• **EXERCISE BRIEF**:
Find the line that contains "Type out the text in this image." and print it and every line after it, exactly, please.

Extracted data entries
::::

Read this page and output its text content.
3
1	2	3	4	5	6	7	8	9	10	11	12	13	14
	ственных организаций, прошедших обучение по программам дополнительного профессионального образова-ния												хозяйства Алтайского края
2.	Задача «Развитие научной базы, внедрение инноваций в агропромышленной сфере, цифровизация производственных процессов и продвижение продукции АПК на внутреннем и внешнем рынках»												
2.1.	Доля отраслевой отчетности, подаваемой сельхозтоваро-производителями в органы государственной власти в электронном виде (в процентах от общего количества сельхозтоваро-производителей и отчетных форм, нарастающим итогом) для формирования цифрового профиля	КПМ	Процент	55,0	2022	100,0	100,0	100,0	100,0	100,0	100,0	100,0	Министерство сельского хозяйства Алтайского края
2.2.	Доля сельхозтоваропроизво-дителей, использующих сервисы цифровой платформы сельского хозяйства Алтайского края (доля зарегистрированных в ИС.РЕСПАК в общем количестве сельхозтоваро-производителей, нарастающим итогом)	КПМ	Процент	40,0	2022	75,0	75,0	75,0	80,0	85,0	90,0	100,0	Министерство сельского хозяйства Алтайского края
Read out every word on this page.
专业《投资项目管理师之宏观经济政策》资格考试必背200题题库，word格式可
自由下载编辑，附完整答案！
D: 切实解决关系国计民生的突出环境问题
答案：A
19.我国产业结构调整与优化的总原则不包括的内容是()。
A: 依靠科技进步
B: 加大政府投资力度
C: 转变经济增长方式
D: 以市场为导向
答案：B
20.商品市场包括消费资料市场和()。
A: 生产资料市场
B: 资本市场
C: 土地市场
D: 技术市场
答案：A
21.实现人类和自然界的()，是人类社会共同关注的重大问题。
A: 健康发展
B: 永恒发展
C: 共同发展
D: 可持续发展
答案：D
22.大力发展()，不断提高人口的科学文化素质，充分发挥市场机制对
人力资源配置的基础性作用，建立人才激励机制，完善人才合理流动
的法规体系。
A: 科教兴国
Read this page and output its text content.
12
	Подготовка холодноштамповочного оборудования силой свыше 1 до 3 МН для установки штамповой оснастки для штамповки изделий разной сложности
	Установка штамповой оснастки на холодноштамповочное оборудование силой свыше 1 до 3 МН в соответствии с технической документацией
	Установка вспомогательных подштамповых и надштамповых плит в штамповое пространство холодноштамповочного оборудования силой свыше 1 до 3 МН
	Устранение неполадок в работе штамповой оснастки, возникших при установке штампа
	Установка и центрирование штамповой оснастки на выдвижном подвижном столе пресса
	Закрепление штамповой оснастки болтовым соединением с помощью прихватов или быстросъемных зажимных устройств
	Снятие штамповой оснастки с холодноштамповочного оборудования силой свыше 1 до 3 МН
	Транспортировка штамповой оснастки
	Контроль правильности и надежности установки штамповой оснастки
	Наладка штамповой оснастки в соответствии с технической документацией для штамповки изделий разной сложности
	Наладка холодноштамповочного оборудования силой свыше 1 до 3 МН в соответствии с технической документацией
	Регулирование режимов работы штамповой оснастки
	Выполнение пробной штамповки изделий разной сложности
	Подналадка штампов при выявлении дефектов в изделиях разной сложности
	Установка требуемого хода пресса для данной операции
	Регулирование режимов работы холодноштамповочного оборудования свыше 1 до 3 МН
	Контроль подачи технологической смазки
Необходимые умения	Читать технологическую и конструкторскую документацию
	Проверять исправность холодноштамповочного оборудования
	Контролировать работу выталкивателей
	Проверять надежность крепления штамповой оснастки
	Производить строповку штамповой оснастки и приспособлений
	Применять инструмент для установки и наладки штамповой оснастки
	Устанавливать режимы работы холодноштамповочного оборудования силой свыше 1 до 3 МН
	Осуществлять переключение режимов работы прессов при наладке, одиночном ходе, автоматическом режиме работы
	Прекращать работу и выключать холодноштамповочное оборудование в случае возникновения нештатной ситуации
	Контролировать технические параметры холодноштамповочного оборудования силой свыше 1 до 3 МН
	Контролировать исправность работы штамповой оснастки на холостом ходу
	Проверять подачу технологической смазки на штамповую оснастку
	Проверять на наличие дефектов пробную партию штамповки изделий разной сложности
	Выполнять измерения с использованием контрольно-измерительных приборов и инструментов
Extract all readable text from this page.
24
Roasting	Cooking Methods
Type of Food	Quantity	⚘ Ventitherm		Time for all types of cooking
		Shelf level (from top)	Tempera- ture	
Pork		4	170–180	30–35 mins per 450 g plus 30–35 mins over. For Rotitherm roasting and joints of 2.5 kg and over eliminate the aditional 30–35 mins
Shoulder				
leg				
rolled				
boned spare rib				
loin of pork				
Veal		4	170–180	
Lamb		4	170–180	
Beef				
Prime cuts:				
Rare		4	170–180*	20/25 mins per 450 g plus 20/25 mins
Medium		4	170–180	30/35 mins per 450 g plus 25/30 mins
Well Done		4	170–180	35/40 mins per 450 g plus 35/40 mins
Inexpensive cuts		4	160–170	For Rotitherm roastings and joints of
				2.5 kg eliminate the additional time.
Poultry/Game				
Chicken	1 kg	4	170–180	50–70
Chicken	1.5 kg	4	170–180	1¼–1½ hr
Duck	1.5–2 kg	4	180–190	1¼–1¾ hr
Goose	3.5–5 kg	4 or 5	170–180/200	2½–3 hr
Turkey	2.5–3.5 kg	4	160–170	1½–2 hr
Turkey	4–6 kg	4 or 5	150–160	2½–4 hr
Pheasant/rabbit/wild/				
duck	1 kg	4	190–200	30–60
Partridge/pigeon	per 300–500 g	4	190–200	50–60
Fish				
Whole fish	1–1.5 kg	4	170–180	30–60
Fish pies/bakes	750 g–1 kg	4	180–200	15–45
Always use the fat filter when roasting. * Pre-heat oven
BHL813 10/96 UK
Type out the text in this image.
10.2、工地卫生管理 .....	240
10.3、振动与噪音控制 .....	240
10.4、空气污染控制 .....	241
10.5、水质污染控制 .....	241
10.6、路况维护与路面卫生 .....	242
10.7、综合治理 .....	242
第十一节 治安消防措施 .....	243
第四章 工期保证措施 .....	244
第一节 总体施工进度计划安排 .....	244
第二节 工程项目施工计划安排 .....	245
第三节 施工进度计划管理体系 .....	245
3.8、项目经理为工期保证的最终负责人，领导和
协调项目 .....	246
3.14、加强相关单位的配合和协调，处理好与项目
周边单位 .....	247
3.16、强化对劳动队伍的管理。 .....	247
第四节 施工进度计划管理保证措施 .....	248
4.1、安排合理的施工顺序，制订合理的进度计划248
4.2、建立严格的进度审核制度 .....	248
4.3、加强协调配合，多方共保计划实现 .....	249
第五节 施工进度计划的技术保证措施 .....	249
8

::::

• **SOLVED EXERCISE**:
Type out the text in this image.
10.2、工地卫生管理 .....	240
10.3、振动与噪音控制 .....	240
10.4、空气污染控制 .....	241
10.5、水质污染控制 .....	241
10.6、路况维护与路面卫生 .....	242
10.7、综合治理 .....	242
第十一节 治安消防措施 .....	243
第四章 工期保证措施 .....	244
第一节 总体施工进度计划安排 .....	244
第二节 工程项目施工计划安排 .....	245
第三节 施工进度计划管理体系 .....	245
3.8、项目经理为工期保证的最终负责人，领导和
协调项目 .....	246
3.14、加强相关单位的配合和协调，处理好与项目
周边单位 .....	247
3.16、强化对劳动队伍的管理。 .....	247
第四节 施工进度计划管理保证措施 .....	248
4.1、安排合理的施工顺序，制订合理的进度计划248
4.2、建立严格的进度审核制度 .....	248
4.3、加强协调配合，多方共保计划实现 .....	249
第五节 施工进度计划的技术保证措施 .....	249
8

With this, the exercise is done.